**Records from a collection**
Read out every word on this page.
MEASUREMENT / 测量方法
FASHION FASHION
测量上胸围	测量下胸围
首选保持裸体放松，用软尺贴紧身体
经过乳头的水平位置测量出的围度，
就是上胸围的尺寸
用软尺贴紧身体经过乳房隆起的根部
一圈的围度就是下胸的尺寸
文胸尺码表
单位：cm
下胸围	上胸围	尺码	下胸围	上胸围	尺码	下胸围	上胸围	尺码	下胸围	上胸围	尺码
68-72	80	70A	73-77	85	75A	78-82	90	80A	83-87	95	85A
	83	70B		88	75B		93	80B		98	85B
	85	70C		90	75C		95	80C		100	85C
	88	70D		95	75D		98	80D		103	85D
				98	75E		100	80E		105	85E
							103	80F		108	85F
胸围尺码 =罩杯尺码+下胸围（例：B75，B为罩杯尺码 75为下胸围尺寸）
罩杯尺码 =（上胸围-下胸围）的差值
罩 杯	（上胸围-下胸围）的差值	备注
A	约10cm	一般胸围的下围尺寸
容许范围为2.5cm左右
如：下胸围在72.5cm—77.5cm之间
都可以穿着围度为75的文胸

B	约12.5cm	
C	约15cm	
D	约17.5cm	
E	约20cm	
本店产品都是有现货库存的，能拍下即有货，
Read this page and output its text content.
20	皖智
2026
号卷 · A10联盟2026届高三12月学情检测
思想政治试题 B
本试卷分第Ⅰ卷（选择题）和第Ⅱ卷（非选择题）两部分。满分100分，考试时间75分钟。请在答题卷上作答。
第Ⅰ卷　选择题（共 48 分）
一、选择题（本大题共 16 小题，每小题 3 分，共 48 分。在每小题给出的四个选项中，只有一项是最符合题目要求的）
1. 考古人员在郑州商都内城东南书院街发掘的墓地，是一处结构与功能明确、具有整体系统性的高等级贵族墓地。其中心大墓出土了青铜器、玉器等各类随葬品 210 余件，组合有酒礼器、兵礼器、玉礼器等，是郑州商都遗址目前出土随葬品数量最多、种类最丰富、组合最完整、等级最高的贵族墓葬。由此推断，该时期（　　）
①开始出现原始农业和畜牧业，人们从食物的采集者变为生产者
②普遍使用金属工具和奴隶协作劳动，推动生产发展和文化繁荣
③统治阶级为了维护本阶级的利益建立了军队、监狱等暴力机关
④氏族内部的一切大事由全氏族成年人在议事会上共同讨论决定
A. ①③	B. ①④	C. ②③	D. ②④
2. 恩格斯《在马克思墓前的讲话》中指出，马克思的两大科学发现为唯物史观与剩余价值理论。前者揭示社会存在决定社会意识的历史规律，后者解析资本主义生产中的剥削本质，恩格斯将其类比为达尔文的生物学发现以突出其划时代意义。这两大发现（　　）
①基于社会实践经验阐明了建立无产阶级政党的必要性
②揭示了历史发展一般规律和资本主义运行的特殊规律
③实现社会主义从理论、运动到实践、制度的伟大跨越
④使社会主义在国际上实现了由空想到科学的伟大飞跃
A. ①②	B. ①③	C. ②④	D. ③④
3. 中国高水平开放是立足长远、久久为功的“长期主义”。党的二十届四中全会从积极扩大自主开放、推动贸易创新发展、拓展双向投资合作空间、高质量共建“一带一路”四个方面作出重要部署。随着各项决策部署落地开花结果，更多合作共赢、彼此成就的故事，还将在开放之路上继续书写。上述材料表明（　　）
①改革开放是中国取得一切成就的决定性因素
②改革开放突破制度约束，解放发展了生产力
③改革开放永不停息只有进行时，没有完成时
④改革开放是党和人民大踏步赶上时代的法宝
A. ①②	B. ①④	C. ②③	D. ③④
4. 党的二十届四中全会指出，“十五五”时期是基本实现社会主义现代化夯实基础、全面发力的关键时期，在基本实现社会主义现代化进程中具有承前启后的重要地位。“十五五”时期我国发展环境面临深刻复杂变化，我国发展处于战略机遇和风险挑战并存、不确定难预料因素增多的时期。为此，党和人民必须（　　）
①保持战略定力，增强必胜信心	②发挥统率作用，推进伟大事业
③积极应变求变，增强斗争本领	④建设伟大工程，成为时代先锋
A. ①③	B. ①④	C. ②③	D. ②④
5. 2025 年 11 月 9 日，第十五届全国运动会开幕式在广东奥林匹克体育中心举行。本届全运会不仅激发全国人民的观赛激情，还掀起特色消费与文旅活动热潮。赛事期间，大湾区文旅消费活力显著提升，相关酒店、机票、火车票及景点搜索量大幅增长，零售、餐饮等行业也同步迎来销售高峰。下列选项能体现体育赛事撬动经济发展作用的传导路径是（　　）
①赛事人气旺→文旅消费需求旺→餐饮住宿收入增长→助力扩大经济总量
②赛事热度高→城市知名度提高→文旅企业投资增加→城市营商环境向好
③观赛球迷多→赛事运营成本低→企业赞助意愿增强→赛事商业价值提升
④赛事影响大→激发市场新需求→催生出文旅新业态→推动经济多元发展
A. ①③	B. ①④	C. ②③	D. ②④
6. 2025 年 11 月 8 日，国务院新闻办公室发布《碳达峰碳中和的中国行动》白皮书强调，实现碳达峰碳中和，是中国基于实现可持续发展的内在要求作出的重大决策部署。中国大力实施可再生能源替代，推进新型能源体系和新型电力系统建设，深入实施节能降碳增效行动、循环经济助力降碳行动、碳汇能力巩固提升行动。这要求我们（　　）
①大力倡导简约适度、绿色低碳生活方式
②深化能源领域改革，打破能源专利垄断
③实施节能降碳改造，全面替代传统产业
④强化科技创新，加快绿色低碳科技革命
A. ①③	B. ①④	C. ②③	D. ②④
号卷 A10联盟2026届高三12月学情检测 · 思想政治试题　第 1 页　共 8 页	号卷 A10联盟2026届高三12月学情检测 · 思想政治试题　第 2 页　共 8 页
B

**Given task**
Return each entry from above without altering a single character.

**Written response**
Read out every word on this page.
MEASUREMENT / 测量方法
FASHION FASHION
测量上胸围	测量下胸围
首选保持裸体放松，用软尺贴紧身体
经过乳头的水平位置测量出的围度，
就是上胸围的尺寸
用软尺贴紧身体经过乳房隆起的根部
一圈的围度就是下胸的尺寸
文胸尺码表
单位：cm
下胸围	上胸围	尺码	下胸围	上胸围	尺码	下胸围	上胸围	尺码	下胸围	上胸围	尺码
68-72	80	70A	73-77	85	75A	78-82	90	80A	83-87	95	85A
	83	70B		88	75B		93	80B		98	85B
	85	70C		90	75C		95	80C		100	85C
	88	70D		95	75D		98	80D		103	85D
				98	75E		100	80E		105	85E
							103	80F		108	85F
胸围尺码 =罩杯尺码+下胸围（例：B75，B为罩杯尺码 75为下胸围尺寸）
罩杯尺码 =（上胸围-下胸围）的差值
罩 杯	（上胸围-下胸围）的差值	备注
A	约10cm	一般胸围的下围尺寸
容许范围为2.5cm左右
如：下胸围在72.5cm—77.5cm之间
都可以穿着围度为75的文胸

B	约12.5cm	
C	约15cm	
D	约17.5cm	
E	约20cm	
本店产品都是有现货库存的，能拍下即有货，
Read this page and output its text content.
20	皖智
2026
号卷 · A10联盟2026届高三12月学情检测
思想政治试题 B
本试卷分第Ⅰ卷（选择题）和第Ⅱ卷（非选择题）两部分。满分100分，考试时间75分钟。请在答题卷上作答。
第Ⅰ卷　选择题（共 48 分）
一、选择题（本大题共 16 小题，每小题 3 分，共 48 分。在每小题给出的四个选项中，只有一项是最符合题目要求的）
1. 考古人员在郑州商都内城东南书院街发掘的墓地，是一处结构与功能明确、具有整体系统性的高等级贵族墓地。其中心大墓出土了青铜器、玉器等各类随葬品 210 余件，组合有酒礼器、兵礼器、玉礼器等，是郑州商都遗址目前出土随葬品数量最多、种类最丰富、组合最完整、等级最高的贵族墓葬。由此推断，该时期（　　）
①开始出现原始农业和畜牧业，人们从食物的采集者变为生产者
②普遍使用金属工具和奴隶协作劳动，推动生产发展和文化繁荣
③统治阶级为了维护本阶级的利益建立了军队、监狱等暴力机关
④氏族内部的一切大事由全氏族成年人在议事会上共同讨论决定
A. ①③	B. ①④	C. ②③	D. ②④
2. 恩格斯《在马克思墓前的讲话》中指出，马克思的两大科学发现为唯物史观与剩余价值理论。前者揭示社会存在决定社会意识的历史规律，后者解析资本主义生产中的剥削本质，恩格斯将其类比为达尔文的生物学发现以突出其划时代意义。这两大发现（　　）
①基于社会实践经验阐明了建立无产阶级政党的必要性
②揭示了历史发展一般规律和资本主义运行的特殊规律
③实现社会主义从理论、运动到实践、制度的伟大跨越
④使社会主义在国际上实现了由空想到科学的伟大飞跃
A. ①②	B. ①③	C. ②④	D. ③④
3. 中国高水平开放是立足长远、久久为功的“长期主义”。党的二十届四中全会从积极扩大自主开放、推动贸易创新发展、拓展双向投资合作空间、高质量共建“一带一路”四个方面作出重要部署。随着各项决策部署落地开花结果，更多合作共赢、彼此成就的故事，还将在开放之路上继续书写。上述材料表明（　　）
①改革开放是中国取得一切成就的决定性因素
②改革开放突破制度约束，解放发展了生产力
③改革开放永不停息只有进行时，没有完成时
④改革开放是党和人民大踏步赶上时代的法宝
A. ①②	B. ①④	C. ②③	D. ③④
4. 党的二十届四中全会指出，“十五五”时期是基本实现社会主义现代化夯实基础、全面发力的关键时期，在基本实现社会主义现代化进程中具有承前启后的重要地位。“十五五”时期我国发展环境面临深刻复杂变化，我国发展处于战略机遇和风险挑战并存、不确定难预料因素增多的时期。为此，党和人民必须（　　）
①保持战略定力，增强必胜信心	②发挥统率作用，推进伟大事业
③积极应变求变，增强斗争本领	④建设伟大工程，成为时代先锋
A. ①③	B. ①④	C. ②③	D. ②④
5. 2025 年 11 月 9 日，第十五届全国运动会开幕式在广东奥林匹克体育中心举行。本届全运会不仅激发全国人民的观赛激情，还掀起特色消费与文旅活动热潮。赛事期间，大湾区文旅消费活力显著提升，相关酒店、机票、火车票及景点搜索量大幅增长，零售、餐饮等行业也同步迎来销售高峰。下列选项能体现体育赛事撬动经济发展作用的传导路径是（　　）
①赛事人气旺→文旅消费需求旺→餐饮住宿收入增长→助力扩大经济总量
②赛事热度高→城市知名度提高→文旅企业投资增加→城市营商环境向好
③观赛球迷多→赛事运营成本低→企业赞助意愿增强→赛事商业价值提升
④赛事影响大→激发市场新需求→催生出文旅新业态→推动经济多元发展
A. ①③	B. ①④	C. ②③	D. ②④
6. 2025 年 11 月 8 日，国务院新闻办公室发布《碳达峰碳中和的中国行动》白皮书强调，实现碳达峰碳中和，是中国基于实现可持续发展的内在要求作出的重大决策部署。中国大力实施可再生能源替代，推进新型能源体系和新型电力系统建设，深入实施节能降碳增效行动、循环经济助力降碳行动、碳汇能力巩固提升行动。这要求我们（　　）
①大力倡导简约适度、绿色低碳生活方式
②深化能源领域改革，打破能源专利垄断
③实施节能降碳改造，全面替代传统产业
④强化科技创新，加快绿色低碳科技革命
A. ①③	B. ①④	C. ②③	D. ②④
号卷 A10联盟2026届高三12月学情检测 · 思想政治试题　第 1 页　共 8 页	号卷 A10联盟2026届高三12月学情检测 · 思想政治试题　第 2 页　共 8 页
B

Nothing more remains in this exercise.